Stored dataset items:
================================

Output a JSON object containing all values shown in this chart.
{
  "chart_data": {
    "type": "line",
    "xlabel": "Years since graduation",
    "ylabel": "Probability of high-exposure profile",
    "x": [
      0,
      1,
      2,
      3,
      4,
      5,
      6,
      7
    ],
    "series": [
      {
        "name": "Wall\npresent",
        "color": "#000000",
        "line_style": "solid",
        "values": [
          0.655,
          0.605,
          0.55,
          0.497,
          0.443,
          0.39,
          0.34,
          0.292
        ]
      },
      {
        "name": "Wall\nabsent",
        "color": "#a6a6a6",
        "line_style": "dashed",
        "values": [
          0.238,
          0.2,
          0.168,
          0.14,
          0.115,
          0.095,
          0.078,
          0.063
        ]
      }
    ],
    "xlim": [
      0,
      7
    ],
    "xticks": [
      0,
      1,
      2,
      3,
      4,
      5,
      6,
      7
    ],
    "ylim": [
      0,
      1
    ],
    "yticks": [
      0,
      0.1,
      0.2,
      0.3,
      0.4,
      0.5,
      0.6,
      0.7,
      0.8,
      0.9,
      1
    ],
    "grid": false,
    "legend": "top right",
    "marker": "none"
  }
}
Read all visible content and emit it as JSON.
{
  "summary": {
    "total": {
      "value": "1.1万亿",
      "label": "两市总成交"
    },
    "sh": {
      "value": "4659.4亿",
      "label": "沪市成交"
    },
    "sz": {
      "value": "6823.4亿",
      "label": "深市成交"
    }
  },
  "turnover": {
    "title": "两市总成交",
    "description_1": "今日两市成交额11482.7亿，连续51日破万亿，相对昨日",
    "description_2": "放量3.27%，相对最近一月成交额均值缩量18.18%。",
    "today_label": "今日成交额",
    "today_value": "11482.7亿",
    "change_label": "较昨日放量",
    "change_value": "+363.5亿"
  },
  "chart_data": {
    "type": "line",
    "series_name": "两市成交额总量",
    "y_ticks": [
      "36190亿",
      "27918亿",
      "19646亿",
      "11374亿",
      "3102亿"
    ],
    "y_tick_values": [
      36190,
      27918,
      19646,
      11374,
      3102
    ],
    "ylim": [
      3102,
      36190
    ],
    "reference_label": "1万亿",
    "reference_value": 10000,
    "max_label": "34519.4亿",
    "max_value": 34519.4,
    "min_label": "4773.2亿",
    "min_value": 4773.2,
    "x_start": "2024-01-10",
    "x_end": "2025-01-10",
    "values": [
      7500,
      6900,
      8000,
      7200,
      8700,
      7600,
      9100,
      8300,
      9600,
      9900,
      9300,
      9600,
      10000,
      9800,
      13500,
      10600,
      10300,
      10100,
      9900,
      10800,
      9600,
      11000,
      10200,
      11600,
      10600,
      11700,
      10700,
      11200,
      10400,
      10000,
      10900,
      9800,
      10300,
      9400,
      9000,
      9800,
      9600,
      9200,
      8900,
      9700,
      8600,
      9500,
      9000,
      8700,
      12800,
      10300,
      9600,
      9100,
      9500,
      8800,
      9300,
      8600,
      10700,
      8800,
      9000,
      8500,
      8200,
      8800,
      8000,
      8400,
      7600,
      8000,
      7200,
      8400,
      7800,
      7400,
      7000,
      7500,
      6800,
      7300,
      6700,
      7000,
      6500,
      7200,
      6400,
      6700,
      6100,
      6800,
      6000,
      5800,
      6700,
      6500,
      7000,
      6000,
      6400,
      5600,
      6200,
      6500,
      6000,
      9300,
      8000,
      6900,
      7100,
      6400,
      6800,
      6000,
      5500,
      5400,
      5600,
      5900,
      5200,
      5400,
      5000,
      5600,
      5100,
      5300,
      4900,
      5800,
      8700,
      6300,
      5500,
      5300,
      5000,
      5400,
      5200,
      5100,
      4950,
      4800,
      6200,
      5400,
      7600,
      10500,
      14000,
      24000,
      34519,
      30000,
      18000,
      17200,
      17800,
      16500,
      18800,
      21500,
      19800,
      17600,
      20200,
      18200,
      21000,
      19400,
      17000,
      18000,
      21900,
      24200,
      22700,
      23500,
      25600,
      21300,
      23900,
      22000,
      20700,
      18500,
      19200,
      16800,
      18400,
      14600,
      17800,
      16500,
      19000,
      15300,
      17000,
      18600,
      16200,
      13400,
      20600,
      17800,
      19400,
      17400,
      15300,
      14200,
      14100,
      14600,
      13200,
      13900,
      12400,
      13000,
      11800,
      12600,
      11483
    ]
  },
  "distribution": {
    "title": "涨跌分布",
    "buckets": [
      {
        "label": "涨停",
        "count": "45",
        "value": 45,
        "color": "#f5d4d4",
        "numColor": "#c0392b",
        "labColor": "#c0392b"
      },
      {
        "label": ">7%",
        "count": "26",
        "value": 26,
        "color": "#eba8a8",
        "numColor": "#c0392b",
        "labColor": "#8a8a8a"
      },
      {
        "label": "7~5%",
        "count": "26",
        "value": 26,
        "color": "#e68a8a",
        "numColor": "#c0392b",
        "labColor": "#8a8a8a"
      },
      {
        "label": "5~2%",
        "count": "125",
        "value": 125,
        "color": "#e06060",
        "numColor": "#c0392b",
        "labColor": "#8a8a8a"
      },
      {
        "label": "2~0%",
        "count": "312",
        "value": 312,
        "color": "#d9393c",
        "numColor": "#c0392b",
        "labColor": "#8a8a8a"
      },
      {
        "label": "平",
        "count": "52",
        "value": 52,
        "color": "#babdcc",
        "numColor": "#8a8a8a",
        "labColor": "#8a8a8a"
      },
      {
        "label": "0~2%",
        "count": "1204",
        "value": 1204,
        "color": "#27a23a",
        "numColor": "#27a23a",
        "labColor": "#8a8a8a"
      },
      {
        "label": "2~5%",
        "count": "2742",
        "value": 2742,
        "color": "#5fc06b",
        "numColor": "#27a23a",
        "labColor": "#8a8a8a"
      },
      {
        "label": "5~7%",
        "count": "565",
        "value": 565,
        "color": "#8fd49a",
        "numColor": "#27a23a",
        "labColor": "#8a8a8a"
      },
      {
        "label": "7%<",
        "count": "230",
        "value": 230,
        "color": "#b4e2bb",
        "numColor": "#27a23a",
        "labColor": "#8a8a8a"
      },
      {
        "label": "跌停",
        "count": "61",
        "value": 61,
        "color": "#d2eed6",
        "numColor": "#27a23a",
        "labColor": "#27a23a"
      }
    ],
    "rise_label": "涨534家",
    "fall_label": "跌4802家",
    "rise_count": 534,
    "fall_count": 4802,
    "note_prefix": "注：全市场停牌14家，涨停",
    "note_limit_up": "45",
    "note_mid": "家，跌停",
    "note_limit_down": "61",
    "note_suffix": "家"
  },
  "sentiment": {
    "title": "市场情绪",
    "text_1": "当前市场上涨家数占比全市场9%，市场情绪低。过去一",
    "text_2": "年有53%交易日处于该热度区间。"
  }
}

================================

> Given problem:
Copy all the entries verbatim.

> Exercise result:
Output a JSON object containing all values shown in this chart.
{
  "chart_data": {
    "type": "line",
    "xlabel": "Years since graduation",
    "ylabel": "Probability of high-exposure profile",
    "x": [
      0,
      1,
      2,
      3,
      4,
      5,
      6,
      7
    ],
    "series": [
      {
        "name": "Wall\npresent",
        "color": "#000000",
        "line_style": "solid",
        "values": [
          0.655,
          0.605,
          0.55,
          0.497,
          0.443,
          0.39,
          0.34,
          0.292
        ]
      },
      {
        "name": "Wall\nabsent",
        "color": "#a6a6a6",
        "line_style": "dashed",
        "values": [
          0.238,
          0.2,
          0.168,
          0.14,
          0.115,
          0.095,
          0.078,
          0.063
        ]
      }
    ],
    "xlim": [
      0,
      7
    ],
    "xticks": [
      0,
      1,
      2,
      3,
      4,
      5,
      6,
      7
    ],
    "ylim": [
      0,
      1
    ],
    "yticks": [
      0,
      0.1,
      0.2,
      0.3,
      0.4,
      0.5,
      0.6,
      0.7,
      0.8,
      0.9,
      1
    ],
    "grid": false,
    "legend": "top right",
    "marker": "none"
  }
}
Read all visible content and emit it as JSON.
{
  "summary": {
    "total": {
      "value": "1.1万亿",
      "label": "两市总成交"
    },
    "sh": {
      "value": "4659.4亿",
      "label": "沪市成交"
    },
    "sz": {
      "value": "6823.4亿",
      "label": "深市成交"
    }
  },
  "turnover": {
    "title": "两市总成交",
    "description_1": "今日两市成交额11482.7亿，连续51日破万亿，相对昨日",
    "description_2": "放量3.27%，相对最近一月成交额均值缩量18.18%。",
    "today_label": "今日成交额",
    "today_value": "11482.7亿",
    "change_label": "较昨日放量",
    "change_value": "+363.5亿"
  },
  "chart_data": {
    "type": "line",
    "series_name": "两市成交额总量",
    "y_ticks": [
      "36190亿",
      "27918亿",
      "19646亿",
      "11374亿",
      "3102亿"
    ],
    "y_tick_values": [
      36190,
      27918,
      19646,
      11374,
      3102
    ],
    "ylim": [
      3102,
      36190
    ],
    "reference_label": "1万亿",
    "reference_value": 10000,
    "max_label": "34519.4亿",
    "max_value": 34519.4,
    "min_label": "4773.2亿",
    "min_value": 4773.2,
    "x_start": "2024-01-10",
    "x_end": "2025-01-10",
    "values": [
      7500,
      6900,
      8000,
      7200,
      8700,
      7600,
      9100,
      8300,
      9600,
      9900,
      9300,
      9600,
      10000,
      9800,
      13500,
      10600,
      10300,
      10100,
      9900,
      10800,
      9600,
      11000,
      10200,
      11600,
      10600,
      11700,
      10700,
      11200,
      10400,
      10000,
      10900,
      9800,
      10300,
      9400,
      9000,
      9800,
      9600,
      9200,
      8900,
      9700,
      8600,
      9500,
      9000,
      8700,
      12800,
      10300,
      9600,
      9100,
      9500,
      8800,
      9300,
      8600,
      10700,
      8800,
      9000,
      8500,
      8200,
      8800,
      8000,
      8400,
      7600,
      8000,
      7200,
      8400,
      7800,
      7400,
      7000,
      7500,
      6800,
      7300,
      6700,
      7000,
      6500,
      7200,
      6400,
      6700,
      6100,
      6800,
      6000,
      5800,
      6700,
      6500,
      7000,
      6000,
      6400,
      5600,
      6200,
      6500,
      6000,
      9300,
      8000,
      6900,
      7100,
      6400,
      6800,
      6000,
      5500,
      5400,
      5600,
      5900,
      5200,
      5400,
      5000,
      5600,
      5100,
      5300,
      4900,
      5800,
      8700,
      6300,
      5500,
      5300,
      5000,
      5400,
      5200,
      5100,
      4950,
      4800,
      6200,
      5400,
      7600,
      10500,
      14000,
      24000,
      34519,
      30000,
      18000,
      17200,
      17800,
      16500,
      18800,
      21500,
      19800,
      17600,
      20200,
      18200,
      21000,
      19400,
      17000,
      18000,
      21900,
      24200,
      22700,
      23500,
      25600,
      21300,
      23900,
      22000,
      20700,
      18500,
      19200,
      16800,
      18400,
      14600,
      17800,
      16500,
      19000,
      15300,
      17000,
      18600,
      16200,
      13400,
      20600,
      17800,
      19400,
      17400,
      15300,
      14200,
      14100,
      14600,
      13200,
      13900,
      12400,
      13000,
      11800,
      12600,
      11483
    ]
  },
  "distribution": {
    "title": "涨跌分布",
    "buckets": [
      {
        "label": "涨停",
        "count": "45",
        "value": 45,
        "color": "#f5d4d4",
        "numColor": "#c0392b",
        "labColor": "#c0392b"
      },
      {
        "label": ">7%",
        "count": "26",
        "value": 26,
        "color": "#eba8a8",
        "numColor": "#c0392b",
        "labColor": "#8a8a8a"
      },
      {
        "label": "7~5%",
        "count": "26",
        "value": 26,
        "color": "#e68a8a",
        "numColor": "#c0392b",
        "labColor": "#8a8a8a"
      },
      {
        "label": "5~2%",
        "count": "125",
        "value": 125,
        "color": "#e06060",
        "numColor": "#c0392b",
        "labColor": "#8a8a8a"
      },
      {
        "label": "2~0%",
        "count": "312",
        "value": 312,
        "color": "#d9393c",
        "numColor": "#c0392b",
        "labColor": "#8a8a8a"
      },
      {
        "label": "平",
        "count": "52",
        "value": 52,
        "color": "#babdcc",
        "numColor": "#8a8a8a",
        "labColor": "#8a8a8a"
      },
      {
        "label": "0~2%",
        "count": "1204",
        "value": 1204,
        "color": "#27a23a",
        "numColor": "#27a23a",
        "labColor": "#8a8a8a"
      },
      {
        "label": "2~5%",
        "count": "2742",
        "value": 2742,
        "color": "#5fc06b",
        "numColor": "#27a23a",
        "labColor": "#8a8a8a"
      },
      {
        "label": "5~7%",
        "count": "565",
        "value": 565,
        "color": "#8fd49a",
        "numColor": "#27a23a",
        "labColor": "#8a8a8a"
      },
      {
        "label": "7%<",
        "count": "230",
        "value": 230,
        "color": "#b4e2bb",
        "numColor": "#27a23a",
        "labColor": "#8a8a8a"
      },
      {
        "label": "跌停",
        "count": "61",
        "value": 61,
        "color": "#d2eed6",
        "numColor": "#27a23a",
        "labColor": "#27a23a"
      }
    ],
    "rise_label": "涨534家",
    "fall_label": "跌4802家",
    "rise_count": 534,
    "fall_count": 4802,
    "note_prefix": "注：全市场停牌14家，涨停",
    "note_limit_up": "45",
    "note_mid": "家，跌停",
    "note_limit_down": "61",
    "note_suffix": "家"
  },
  "sentiment": {
    "title": "市场情绪",
    "text_1": "当前市场上涨家数占比全市场9%，市场情绪低。过去一",
    "text_2": "年有53%交易日处于该热度区间。"
  }
}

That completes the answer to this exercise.